- [Material supplied]
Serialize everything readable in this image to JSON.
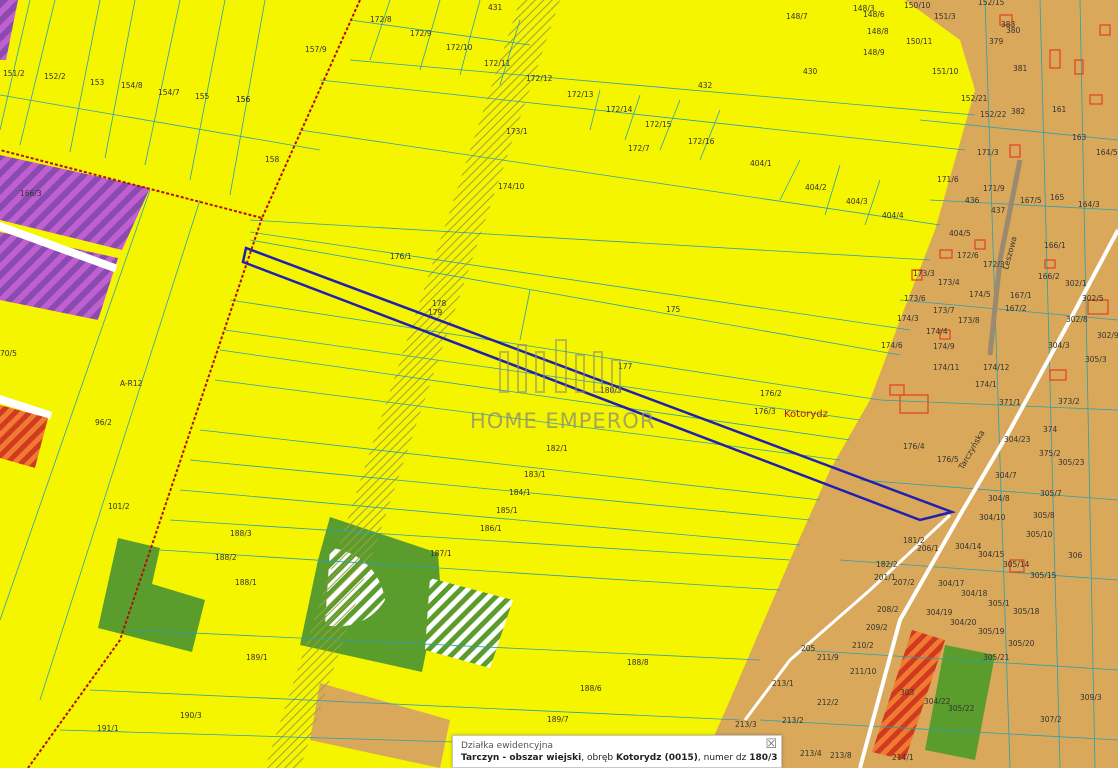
{
  "map": {
    "colors": {
      "agricultural": "#f5f500",
      "residential": "#d9a85a",
      "green": "#5a9d2d",
      "purple_zone": "#a85cc0",
      "red_zone": "#e05a28",
      "parcel_line": "#2aa0b0",
      "selected_parcel": "#2020b0",
      "boundary": "#b01010",
      "building": "#e04020"
    },
    "place_name": "Kotorydz",
    "road_labels": [
      "Tarczyńska",
      "Leszowa"
    ],
    "zone_label": "A-R12",
    "parcels": [
      "431",
      "172/8",
      "172/9",
      "172/10",
      "172/11",
      "172/12",
      "172/13",
      "172/14",
      "172/15",
      "172/16",
      "172/7",
      "148/7",
      "148/3",
      "148/6",
      "148/8",
      "148/9",
      "150/10",
      "150/11",
      "151/3",
      "151/10",
      "152/15",
      "152/21",
      "152/22",
      "430",
      "432",
      "173/1",
      "174/10",
      "404/1",
      "404/2",
      "404/3",
      "404/4",
      "171/6",
      "157/9",
      "151/2",
      "152/2",
      "153",
      "154/8",
      "154/7",
      "155",
      "156",
      "158",
      "176/1",
      "178",
      "179",
      "175",
      "177",
      "180/3",
      "176/2",
      "176/3",
      "182/1",
      "183/1",
      "184/1",
      "185/1",
      "186/1",
      "187/1",
      "188/3",
      "188/2",
      "188/1",
      "189/1",
      "188/8",
      "188/6",
      "189/7",
      "190/3",
      "191/1",
      "96/2",
      "101/2",
      "70/5",
      "166/3",
      "379",
      "380",
      "381",
      "382",
      "383",
      "156",
      "161",
      "163",
      "164/3",
      "164/5",
      "165",
      "167/5",
      "166/1",
      "166/2",
      "171/3",
      "171/9",
      "436",
      "437",
      "404/5",
      "172/6",
      "172/3",
      "173/3",
      "173/4",
      "174/5",
      "167/1",
      "167/2",
      "173/6",
      "173/7",
      "174/3",
      "174/4",
      "173/8",
      "174/6",
      "174/9",
      "174/11",
      "174/12",
      "174/1",
      "176/4",
      "176/5",
      "302/1",
      "302/5",
      "302/8",
      "302/9",
      "304/3",
      "305/3",
      "371/1",
      "373/2",
      "304/23",
      "375/2",
      "305/23",
      "374",
      "304/7",
      "304/8",
      "304/10",
      "305/7",
      "305/8",
      "305/10",
      "306",
      "304/14",
      "304/15",
      "305/14",
      "305/15",
      "304/17",
      "304/18",
      "304/19",
      "304/20",
      "305/1",
      "305/18",
      "305/19",
      "305/20",
      "305/21",
      "305/22",
      "304/22",
      "303",
      "309/3",
      "307/2",
      "181/2",
      "206/1",
      "182/2",
      "201/1",
      "207/2",
      "208/2",
      "209/2",
      "210/2",
      "211/9",
      "211/10",
      "205",
      "213/1",
      "212/2",
      "213/2",
      "213/3",
      "213/4",
      "213/8",
      "214/1"
    ]
  },
  "watermark": {
    "text": "HOME EMPEROR"
  },
  "popup": {
    "title": "Działka ewidencyjna",
    "locality": "Tarczyn - obszar wiejski",
    "sep1": ", obręb ",
    "precinct": "Kotorydz (0015)",
    "sep2": ", numer dz ",
    "parcel_number": "180/3",
    "close_label": "☒"
  }
}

- [Exercise requirements] Restate each entry word for word, please, but drop any images it holds.

- [Worked answer]
Serialize everything readable in this image to JSON.
{
  "map": {
    "colors": {
      "agricultural": "#f5f500",
      "residential": "#d9a85a",
      "green": "#5a9d2d",
      "purple_zone": "#a85cc0",
      "red_zone": "#e05a28",
      "parcel_line": "#2aa0b0",
      "selected_parcel": "#2020b0",
      "boundary": "#b01010",
      "building": "#e04020"
    },
    "place_name": "Kotorydz",
    "road_labels": [
      "Tarczyńska",
      "Leszowa"
    ],
    "zone_label": "A-R12",
    "parcels": [
      "431",
      "172/8",
      "172/9",
      "172/10",
      "172/11",
      "172/12",
      "172/13",
      "172/14",
      "172/15",
      "172/16",
      "172/7",
      "148/7",
      "148/3",
      "148/6",
      "148/8",
      "148/9",
      "150/10",
      "150/11",
      "151/3",
      "151/10",
      "152/15",
      "152/21",
      "152/22",
      "430",
      "432",
      "173/1",
      "174/10",
      "404/1",
      "404/2",
      "404/3",
      "404/4",
      "171/6",
      "157/9",
      "151/2",
      "152/2",
      "153",
      "154/8",
      "154/7",
      "155",
      "156",
      "158",
      "176/1",
      "178",
      "179",
      "175",
      "177",
      "180/3",
      "176/2",
      "176/3",
      "182/1",
      "183/1",
      "184/1",
      "185/1",
      "186/1",
      "187/1",
      "188/3",
      "188/2",
      "188/1",
      "189/1",
      "188/8",
      "188/6",
      "189/7",
      "190/3",
      "191/1",
      "96/2",
      "101/2",
      "70/5",
      "166/3",
      "379",
      "380",
      "381",
      "382",
      "383",
      "156",
      "161",
      "163",
      "164/3",
      "164/5",
      "165",
      "167/5",
      "166/1",
      "166/2",
      "171/3",
      "171/9",
      "436",
      "437",
      "404/5",
      "172/6",
      "172/3",
      "173/3",
      "173/4",
      "174/5",
      "167/1",
      "167/2",
      "173/6",
      "173/7",
      "174/3",
      "174/4",
      "173/8",
      "174/6",
      "174/9",
      "174/11",
      "174/12",
      "174/1",
      "176/4",
      "176/5",
      "302/1",
      "302/5",
      "302/8",
      "302/9",
      "304/3",
      "305/3",
      "371/1",
      "373/2",
      "304/23",
      "375/2",
      "305/23",
      "374",
      "304/7",
      "304/8",
      "304/10",
      "305/7",
      "305/8",
      "305/10",
      "306",
      "304/14",
      "304/15",
      "305/14",
      "305/15",
      "304/17",
      "304/18",
      "304/19",
      "304/20",
      "305/1",
      "305/18",
      "305/19",
      "305/20",
      "305/21",
      "305/22",
      "304/22",
      "303",
      "309/3",
      "307/2",
      "181/2",
      "206/1",
      "182/2",
      "201/1",
      "207/2",
      "208/2",
      "209/2",
      "210/2",
      "211/9",
      "211/10",
      "205",
      "213/1",
      "212/2",
      "213/2",
      "213/3",
      "213/4",
      "213/8",
      "214/1"
    ]
  },
  "watermark": {
    "text": "HOME EMPEROR"
  },
  "popup": {
    "title": "Działka ewidencyjna",
    "locality": "Tarczyn - obszar wiejski",
    "sep1": ", obręb ",
    "precinct": "Kotorydz (0015)",
    "sep2": ", numer dz ",
    "parcel_number": "180/3",
    "close_label": "☒"
  }
}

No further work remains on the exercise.